Given instruction: Identify the lines in the data below that contain "dedicated" and give only how many there are.

The input:
• • • • •
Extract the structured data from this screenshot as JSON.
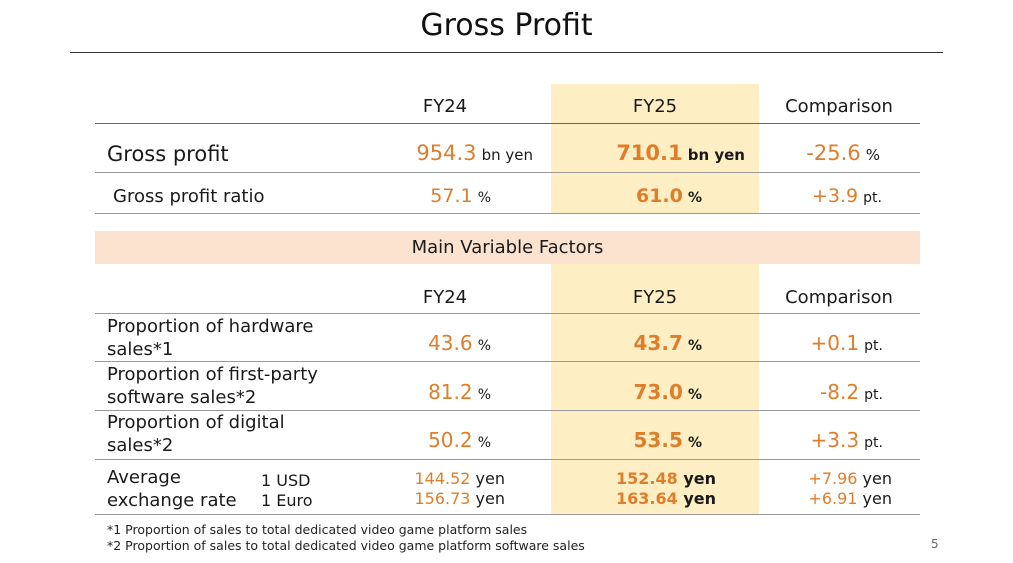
{
  "title": "Gross Profit",
  "columns": {
    "fy24": "FY24",
    "fy25": "FY25",
    "comparison": "Comparison"
  },
  "gross_profit": {
    "label": "Gross profit",
    "fy24": "954.3",
    "fy24_unit": "bn yen",
    "fy25": "710.1",
    "fy25_unit": "bn yen",
    "cmp": "-25.6",
    "cmp_unit": "%"
  },
  "gross_profit_ratio": {
    "label": "Gross profit ratio",
    "fy24": "57.1",
    "fy24_unit": "%",
    "fy25": "61.0",
    "fy25_unit": "%",
    "cmp": "+3.9",
    "cmp_unit": "pt."
  },
  "factors_title": "Main Variable Factors",
  "hardware": {
    "label1": "Proportion of hardware",
    "label2": "sales*1",
    "fy24": "43.6",
    "fy24_unit": "%",
    "fy25": "43.7",
    "fy25_unit": "%",
    "cmp": "+0.1",
    "cmp_unit": "pt."
  },
  "first_party": {
    "label1": "Proportion of first-party",
    "label2": "software sales*2",
    "fy24": "81.2",
    "fy24_unit": "%",
    "fy25": "73.0",
    "fy25_unit": "%",
    "cmp": "-8.2",
    "cmp_unit": "pt."
  },
  "digital": {
    "label1": "Proportion of digital",
    "label2": "sales*2",
    "fy24": "50.2",
    "fy24_unit": "%",
    "fy25": "53.5",
    "fy25_unit": "%",
    "cmp": "+3.3",
    "cmp_unit": "pt."
  },
  "exchange": {
    "label1": "Average",
    "label2": "exchange rate",
    "usd_label": "1 USD",
    "euro_label": "1 Euro",
    "usd_fy24": "144.52",
    "euro_fy24": "156.73",
    "usd_fy25": "152.48",
    "euro_fy25": "163.64",
    "usd_cmp": "+7.96",
    "euro_cmp": "+6.91",
    "unit": "yen"
  },
  "notes": [
    "*1 Proportion of sales to total dedicated video game platform sales",
    "*2 Proportion of sales to total dedicated video game platform software sales"
  ],
  "page_number": "5"
}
• • • • •
Output below: 2